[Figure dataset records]

--- Begin ---

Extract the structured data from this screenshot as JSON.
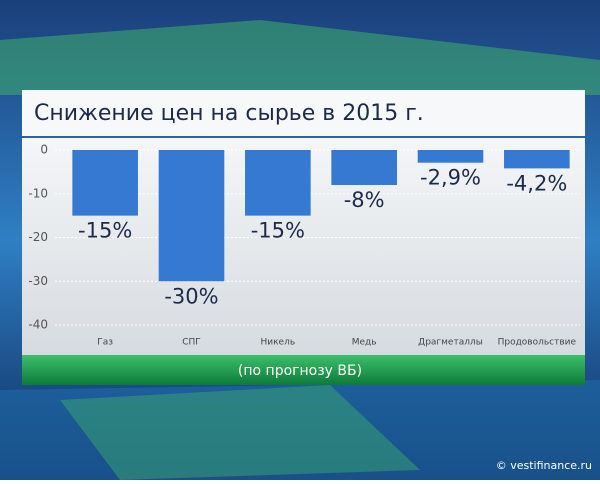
{
  "chart_data": {
    "type": "bar",
    "title": "Снижение цен на сырье в 2015 г.",
    "categories": [
      "Газ",
      "СПГ",
      "Никель",
      "Медь",
      "Драгметаллы",
      "Продовольствие"
    ],
    "values": [
      -15,
      -30,
      -15,
      -8,
      -2.9,
      -4.2
    ],
    "value_labels": [
      "-15%",
      "-30%",
      "-15%",
      "-8%",
      "-2,9%",
      "-4,2%"
    ],
    "color": "#3579d2",
    "ylim": [
      -40,
      0
    ],
    "yticks": [
      0,
      -10,
      -20,
      -30,
      -40
    ],
    "grid": true,
    "note": "(по прогнозу ВБ)",
    "source": "© vestifinance.ru"
  }
}
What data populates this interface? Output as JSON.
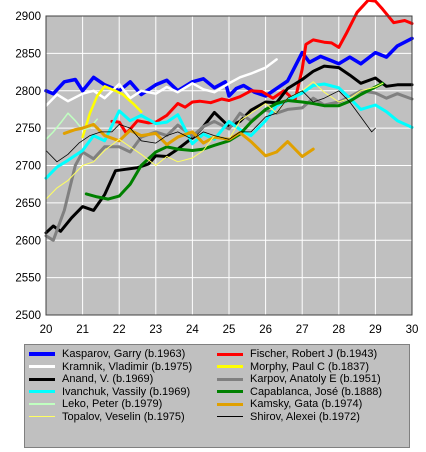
{
  "chart_data": {
    "type": "line",
    "title": "",
    "xlabel": "",
    "ylabel": "",
    "xlim": [
      20,
      30
    ],
    "ylim": [
      2500,
      2900
    ],
    "x_ticks": [
      20,
      21,
      22,
      23,
      24,
      25,
      26,
      27,
      28,
      29,
      30
    ],
    "y_ticks": [
      2500,
      2550,
      2600,
      2650,
      2700,
      2750,
      2800,
      2850,
      2900
    ],
    "grid": true,
    "plot_background": "#c0c0c0",
    "legend_position": "bottom",
    "series": [
      {
        "name": "Kasparov, Garry (b.1963)",
        "color": "#0000ff",
        "width": 3.5,
        "x": [
          20.0,
          20.2,
          20.5,
          20.8,
          21.0,
          21.3,
          21.6,
          22.0,
          22.3,
          22.6,
          23.0,
          23.3,
          23.6,
          24.0,
          24.3,
          24.6,
          24.9,
          25.0,
          25.2,
          25.4,
          25.7,
          26.0,
          26.3,
          26.6,
          26.8,
          27.0,
          27.2,
          27.5,
          27.8,
          28.0,
          28.3,
          28.6,
          29.0,
          29.3,
          29.6,
          30.0
        ],
        "y": [
          2800,
          2796,
          2812,
          2815,
          2800,
          2818,
          2808,
          2800,
          2812,
          2795,
          2808,
          2814,
          2800,
          2812,
          2816,
          2804,
          2812,
          2793,
          2803,
          2807,
          2798,
          2793,
          2803,
          2813,
          2832,
          2851,
          2838,
          2846,
          2840,
          2836,
          2845,
          2836,
          2851,
          2845,
          2860,
          2870
        ]
      },
      {
        "name": "Fischer, Robert J (b.1943)",
        "color": "#ff0000",
        "width": 3,
        "x": [
          21.8,
          22.0,
          22.2,
          22.5,
          22.8,
          23.0,
          23.3,
          23.6,
          23.8,
          24.0,
          24.2,
          24.5,
          24.8,
          25.0,
          25.3,
          25.6,
          25.9,
          26.2,
          26.5,
          26.8,
          27.0,
          27.1,
          27.3,
          27.6,
          27.8,
          28.0,
          28.2,
          28.5,
          28.8,
          29.0,
          29.2,
          29.5,
          29.8,
          30.0
        ],
        "y": [
          2759,
          2758,
          2743,
          2760,
          2757,
          2758,
          2767,
          2783,
          2778,
          2785,
          2786,
          2784,
          2789,
          2787,
          2792,
          2800,
          2799,
          2790,
          2800,
          2787,
          2829,
          2862,
          2868,
          2865,
          2864,
          2858,
          2876,
          2905,
          2921,
          2920,
          2909,
          2891,
          2894,
          2890
        ]
      },
      {
        "name": "Kramnik, Vladimir (b.1975)",
        "color": "#ffffff",
        "width": 2.5,
        "x": [
          20.0,
          20.3,
          20.6,
          21.0,
          21.3,
          21.6,
          22.0,
          22.3,
          22.6,
          23.0,
          23.3,
          23.6,
          24.0,
          24.3,
          24.6,
          25.0,
          25.3,
          25.6,
          26.0,
          26.3
        ],
        "y": [
          2780,
          2795,
          2786,
          2796,
          2800,
          2790,
          2809,
          2790,
          2800,
          2796,
          2805,
          2798,
          2810,
          2802,
          2798,
          2810,
          2818,
          2823,
          2831,
          2842
        ]
      },
      {
        "name": "Morphy, Paul C (b.1837)",
        "color": "#ffff00",
        "width": 2.5,
        "x": [
          21.0,
          21.2,
          21.4,
          21.6,
          21.9,
          22.1,
          22.4,
          22.6
        ],
        "y": [
          2738,
          2770,
          2793,
          2806,
          2800,
          2795,
          2782,
          2772
        ]
      },
      {
        "name": "Anand, V. (b.1969)",
        "color": "#000000",
        "width": 3,
        "x": [
          20.0,
          20.2,
          20.4,
          20.7,
          21.0,
          21.3,
          21.6,
          21.9,
          22.2,
          22.5,
          22.8,
          23.0,
          23.3,
          23.6,
          24.0,
          24.3,
          24.6,
          25.0,
          25.3,
          25.6,
          26.0,
          26.3,
          26.6,
          27.0,
          27.3,
          27.6,
          28.0,
          28.3,
          28.6,
          29.0,
          29.3,
          29.6,
          30.0
        ],
        "y": [
          2610,
          2619,
          2612,
          2630,
          2645,
          2640,
          2661,
          2693,
          2695,
          2697,
          2702,
          2713,
          2712,
          2722,
          2737,
          2752,
          2771,
          2752,
          2759,
          2774,
          2785,
          2784,
          2803,
          2815,
          2826,
          2833,
          2831,
          2821,
          2810,
          2817,
          2806,
          2808,
          2808
        ]
      },
      {
        "name": "Karpov, Anatoly E (b.1951)",
        "color": "#808080",
        "width": 3,
        "x": [
          20.0,
          20.2,
          20.5,
          20.8,
          21.0,
          21.3,
          21.6,
          22.0,
          22.3,
          22.6,
          23.0,
          23.3,
          23.6,
          24.0,
          24.3,
          24.6,
          25.0,
          25.3,
          25.6,
          26.0,
          26.3,
          26.6,
          27.0,
          27.3,
          27.6,
          28.0,
          28.3,
          28.6,
          29.0,
          29.3,
          29.6,
          30.0
        ],
        "y": [
          2606,
          2600,
          2640,
          2700,
          2718,
          2709,
          2725,
          2725,
          2718,
          2738,
          2745,
          2740,
          2754,
          2739,
          2752,
          2759,
          2749,
          2770,
          2760,
          2774,
          2770,
          2775,
          2777,
          2790,
          2781,
          2785,
          2792,
          2800,
          2797,
          2790,
          2796,
          2789
        ]
      },
      {
        "name": "Ivanchuk, Vassily (b.1969)",
        "color": "#00ffff",
        "width": 3,
        "x": [
          20.0,
          20.3,
          20.6,
          21.0,
          21.3,
          21.6,
          22.0,
          22.3,
          22.6,
          23.0,
          23.3,
          23.6,
          24.0,
          24.3,
          24.6,
          25.0,
          25.3,
          25.6,
          26.0,
          26.3,
          26.6,
          27.0,
          27.3,
          27.6,
          28.0,
          28.3,
          28.6,
          29.0,
          29.3,
          29.6,
          30.0
        ],
        "y": [
          2683,
          2698,
          2707,
          2720,
          2740,
          2733,
          2773,
          2760,
          2767,
          2756,
          2758,
          2768,
          2729,
          2742,
          2735,
          2759,
          2748,
          2740,
          2760,
          2780,
          2787,
          2797,
          2807,
          2809,
          2804,
          2790,
          2775,
          2781,
          2772,
          2760,
          2751
        ]
      },
      {
        "name": "Capablanca, José (b.1888)",
        "color": "#008000",
        "width": 3,
        "x": [
          21.1,
          21.4,
          21.7,
          22.0,
          22.3,
          22.6,
          23.0,
          23.3,
          23.6,
          24.0,
          24.3,
          24.6,
          25.0,
          25.3,
          25.6,
          26.0,
          26.3,
          26.6,
          27.0,
          27.3,
          27.6,
          28.0,
          28.3,
          28.6,
          29.0,
          29.2
        ],
        "y": [
          2662,
          2658,
          2655,
          2659,
          2675,
          2700,
          2718,
          2725,
          2722,
          2720,
          2722,
          2727,
          2733,
          2742,
          2758,
          2775,
          2783,
          2787,
          2785,
          2783,
          2780,
          2780,
          2786,
          2795,
          2805,
          2810
        ]
      },
      {
        "name": "Leko, Peter (b.1979)",
        "color": "#c0ffc0",
        "width": 1.5,
        "x": [
          20.0,
          20.2,
          20.4,
          20.6,
          20.8,
          21.0,
          21.2,
          21.4
        ],
        "y": [
          2735,
          2745,
          2757,
          2770,
          2760,
          2748,
          2750,
          2762
        ]
      },
      {
        "name": "Kamsky, Gata (b.1974)",
        "color": "#e0a000",
        "width": 3,
        "x": [
          20.5,
          20.8,
          21.0,
          21.3,
          21.6,
          22.0,
          22.3,
          22.6,
          23.0,
          23.3,
          23.6,
          24.0,
          24.3,
          24.6,
          25.0,
          25.3,
          25.6,
          26.0,
          26.3,
          26.6,
          27.0,
          27.3
        ],
        "y": [
          2743,
          2748,
          2750,
          2755,
          2740,
          2733,
          2747,
          2740,
          2743,
          2728,
          2738,
          2745,
          2730,
          2738,
          2735,
          2744,
          2732,
          2713,
          2718,
          2732,
          2712,
          2722
        ]
      },
      {
        "name": "Topalov, Veselin (b.1975)",
        "color": "#ffff60",
        "width": 1,
        "x": [
          20.0,
          20.3,
          20.6,
          21.0,
          21.3,
          21.6,
          22.0,
          22.3,
          22.6,
          23.0,
          23.3,
          23.6,
          24.0,
          24.3,
          24.6,
          25.0,
          25.3,
          25.6,
          26.0,
          26.3,
          26.6,
          27.0,
          27.3,
          27.6,
          28.0,
          28.3,
          28.6,
          29.0,
          29.2
        ],
        "y": [
          2655,
          2670,
          2680,
          2700,
          2705,
          2720,
          2735,
          2725,
          2715,
          2700,
          2712,
          2705,
          2710,
          2720,
          2740,
          2735,
          2760,
          2770,
          2783,
          2770,
          2790,
          2800,
          2812,
          2798,
          2785,
          2790,
          2800,
          2805,
          2810
        ]
      },
      {
        "name": "Shirov, Alexei (b.1972)",
        "color": "#000000",
        "width": 0.8,
        "x": [
          20.0,
          20.3,
          20.6,
          20.9,
          21.2,
          21.5,
          21.8,
          22.0,
          22.3,
          22.6,
          23.0,
          23.3,
          23.6,
          24.0,
          24.3,
          24.6,
          25.0,
          25.3,
          25.6,
          26.0,
          26.3,
          26.6,
          27.0,
          27.3,
          27.6,
          28.0,
          28.3,
          28.6,
          28.9,
          29.0
        ],
        "y": [
          2720,
          2705,
          2715,
          2730,
          2740,
          2745,
          2745,
          2755,
          2750,
          2733,
          2730,
          2740,
          2745,
          2735,
          2745,
          2740,
          2735,
          2745,
          2745,
          2765,
          2770,
          2790,
          2800,
          2785,
          2790,
          2800,
          2785,
          2765,
          2745,
          2750
        ]
      }
    ]
  }
}
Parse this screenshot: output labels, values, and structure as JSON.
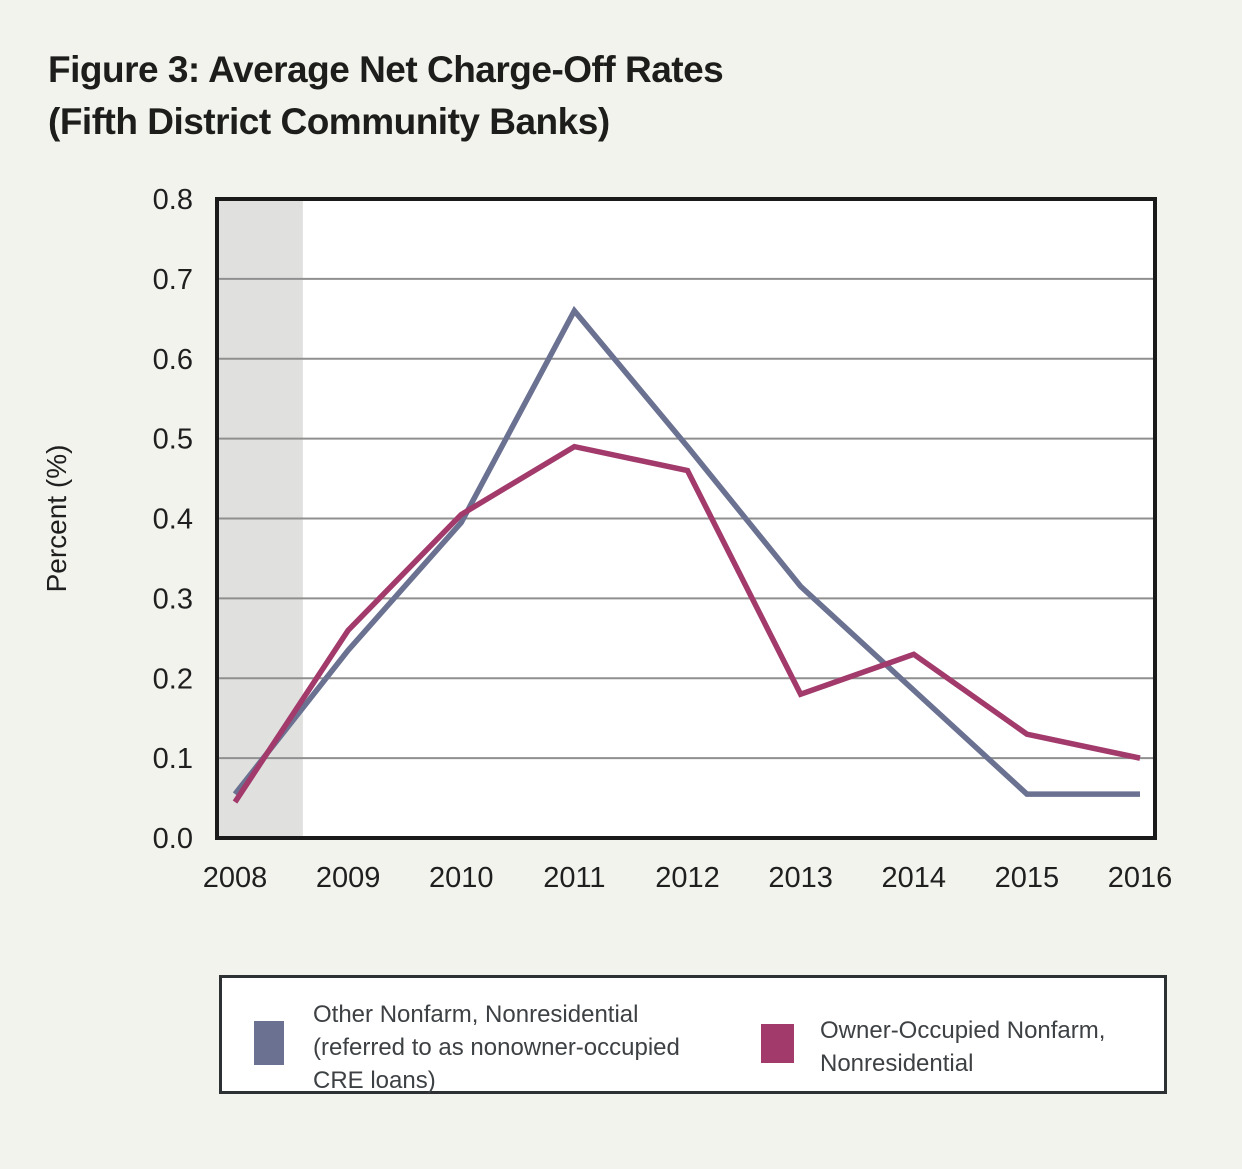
{
  "title": {
    "line1": "Figure 3: Average Net Charge-Off Rates",
    "line2": "(Fifth District Community Banks)"
  },
  "chart_data": {
    "type": "line",
    "x": [
      2008,
      2009,
      2010,
      2011,
      2012,
      2013,
      2014,
      2015,
      2016
    ],
    "series": [
      {
        "name": "Other Nonfarm, Nonresidential (referred to as nonowner-occupied CRE loans)",
        "color": "#6a7191",
        "values": [
          0.055,
          0.235,
          0.395,
          0.66,
          0.49,
          0.315,
          0.185,
          0.055,
          0.055
        ]
      },
      {
        "name": "Owner-Occupied Nonfarm, Nonresidential",
        "color": "#a23a6b",
        "values": [
          0.045,
          0.26,
          0.405,
          0.49,
          0.46,
          0.18,
          0.23,
          0.13,
          0.1
        ]
      }
    ],
    "xlabel": "",
    "ylabel": "Percent (%)",
    "ylim": [
      0.0,
      0.8
    ],
    "ytick_step": 0.1,
    "y_tick_labels": [
      "0.0",
      "0.1",
      "0.2",
      "0.3",
      "0.4",
      "0.5",
      "0.6",
      "0.7",
      "0.8"
    ],
    "x_tick_labels": [
      "2008",
      "2009",
      "2010",
      "2011",
      "2012",
      "2013",
      "2014",
      "2015",
      "2016"
    ],
    "grid": true,
    "legend_position": "bottom",
    "shaded_band": {
      "x_start_year": 2008,
      "x_end_year": 2008.6,
      "color": "#e0e1df"
    }
  },
  "legend": {
    "entries": [
      {
        "lines": [
          "Other Nonfarm, Nonresidential",
          "(referred to as nonowner-occupied",
          "CRE loans)"
        ],
        "color": "#6a7191"
      },
      {
        "lines": [
          "Owner-Occupied Nonfarm,",
          "Nonresidential"
        ],
        "color": "#a23a6b"
      }
    ]
  },
  "style": {
    "background": "#f2f3ed",
    "plot_background": "#ffffff",
    "border_color": "#1a1a1a",
    "gridline_color": "#8f8f8f",
    "tick_label_color": "#1f1f1f"
  }
}
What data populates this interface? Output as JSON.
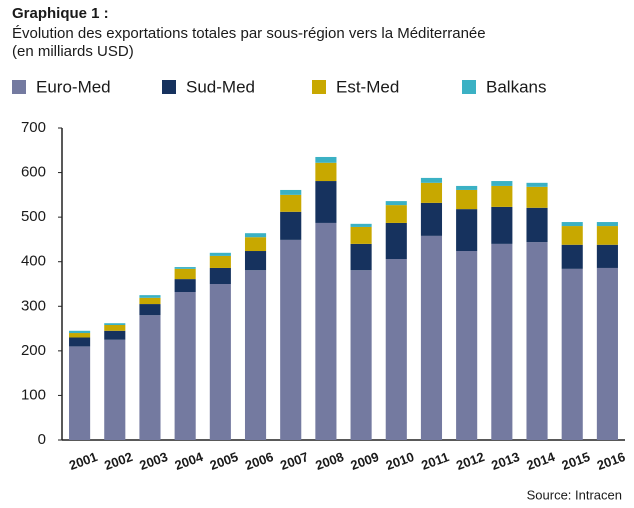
{
  "chart_data": {
    "type": "bar",
    "stacked": true,
    "title": "Graphique 1 :",
    "subtitle": "Évolution des exportations totales par sous-région vers la Méditerranée",
    "unit_label": "(en milliards USD)",
    "source": "Source: Intracen",
    "categories": [
      "2001",
      "2002",
      "2003",
      "2004",
      "2005",
      "2006",
      "2007",
      "2008",
      "2009",
      "2010",
      "2011",
      "2012",
      "2013",
      "2014",
      "2015",
      "2016"
    ],
    "series": [
      {
        "name": "Euro-Med",
        "color": "#747aa0",
        "values": [
          210,
          225,
          280,
          332,
          350,
          381,
          449,
          487,
          381,
          406,
          458,
          424,
          440,
          444,
          384,
          386
        ]
      },
      {
        "name": "Sud-Med",
        "color": "#16325e",
        "values": [
          20,
          20,
          25,
          29,
          36,
          43,
          63,
          94,
          59,
          81,
          74,
          94,
          83,
          77,
          54,
          52
        ]
      },
      {
        "name": "Est-Med",
        "color": "#c8a800",
        "values": [
          10,
          13,
          14,
          23,
          27,
          31,
          38,
          41,
          38,
          40,
          45,
          43,
          47,
          47,
          42,
          42
        ]
      },
      {
        "name": "Balkans",
        "color": "#3bb1c4",
        "values": [
          5,
          4,
          6,
          4,
          7,
          9,
          11,
          13,
          7,
          9,
          11,
          9,
          11,
          9,
          9,
          9
        ]
      }
    ],
    "ylim": [
      0,
      700
    ],
    "yticks": [
      0,
      100,
      200,
      300,
      400,
      500,
      600,
      700
    ],
    "grid": false
  }
}
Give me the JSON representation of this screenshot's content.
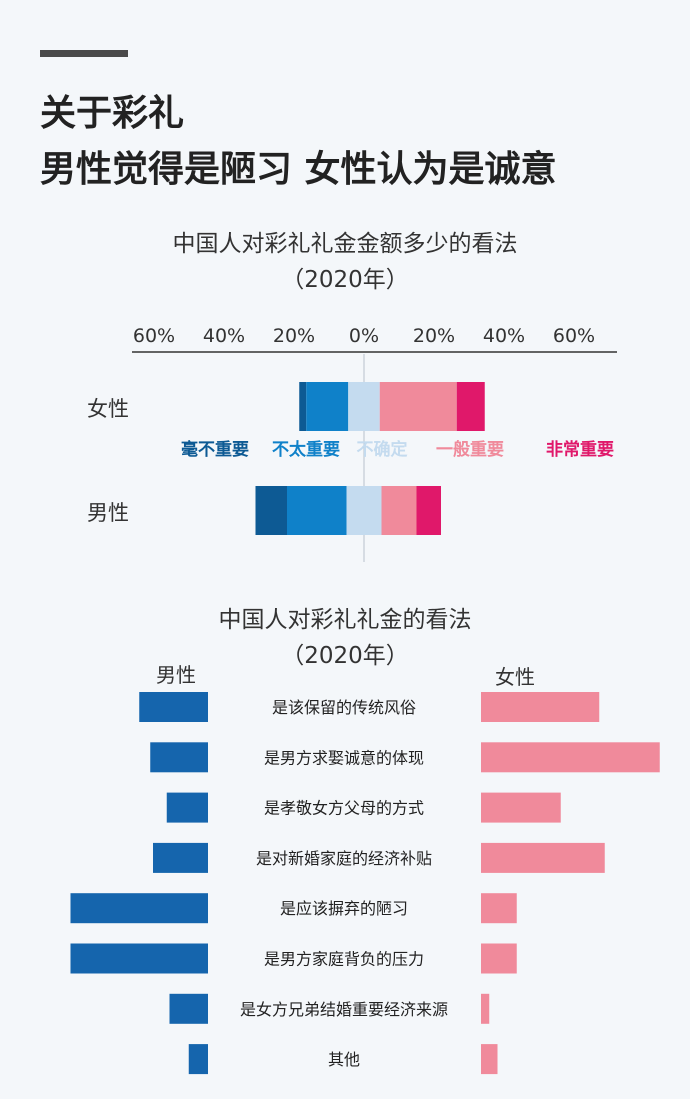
{
  "headline": {
    "line1": "关于彩礼",
    "line2": "男性觉得是陋习  女性认为是诚意"
  },
  "chart1_title": {
    "line1": "中国人对彩礼礼金金额多少的看法",
    "line2": "（2020年）"
  },
  "chart2_title": {
    "line1": "中国人对彩礼礼金的看法",
    "line2": "（2020年）"
  },
  "colors": {
    "dark_blue": "#0d5a94",
    "blue": "#0f81c9",
    "light_blue": "#c4dbef",
    "pink": "#f08a9b",
    "magenta": "#e0186a",
    "bar_blue": "#1565ad",
    "bar_pink": "#f08a9b"
  },
  "chart_data": [
    {
      "type": "bar",
      "subtype": "diverging-stacked",
      "title": "中国人对彩礼礼金金额多少的看法（2020年）",
      "x_ticks": [
        "60%",
        "40%",
        "20%",
        "0%",
        "20%",
        "40%",
        "60%"
      ],
      "xlim": [
        -60,
        60
      ],
      "categories": [
        "女性",
        "男性"
      ],
      "legend": [
        "毫不重要",
        "不太重要",
        "不确定",
        "一般重要",
        "非常重要"
      ],
      "series": [
        {
          "name": "毫不重要",
          "side": "negative",
          "values": [
            2,
            9
          ]
        },
        {
          "name": "不太重要",
          "side": "negative",
          "values": [
            12,
            17
          ]
        },
        {
          "name": "不确定",
          "side": "center",
          "values": [
            9,
            10
          ]
        },
        {
          "name": "一般重要",
          "side": "positive",
          "values": [
            22,
            10
          ]
        },
        {
          "name": "非常重要",
          "side": "positive",
          "values": [
            8,
            7
          ]
        }
      ]
    },
    {
      "type": "bar",
      "subtype": "butterfly",
      "title": "中国人对彩礼礼金的看法（2020年）",
      "left_label": "男性",
      "right_label": "女性",
      "categories": [
        "是该保留的传统风俗",
        "是男方求娶诚意的体现",
        "是孝敬女方父母的方式",
        "是对新婚家庭的经济补贴",
        "是应该摒弃的陋习",
        "是男方家庭背负的压力",
        "是女方兄弟结婚重要经济来源",
        "其他"
      ],
      "series": [
        {
          "name": "男性",
          "values": [
            25,
            21,
            15,
            20,
            50,
            50,
            14,
            7
          ]
        },
        {
          "name": "女性",
          "values": [
            43,
            65,
            29,
            45,
            13,
            13,
            3,
            6
          ]
        }
      ]
    }
  ]
}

--- End ---

Task instructions:
Among the entries above, how many lines include the word "stacked"? Reply with the number only.

Response to this exercise:
2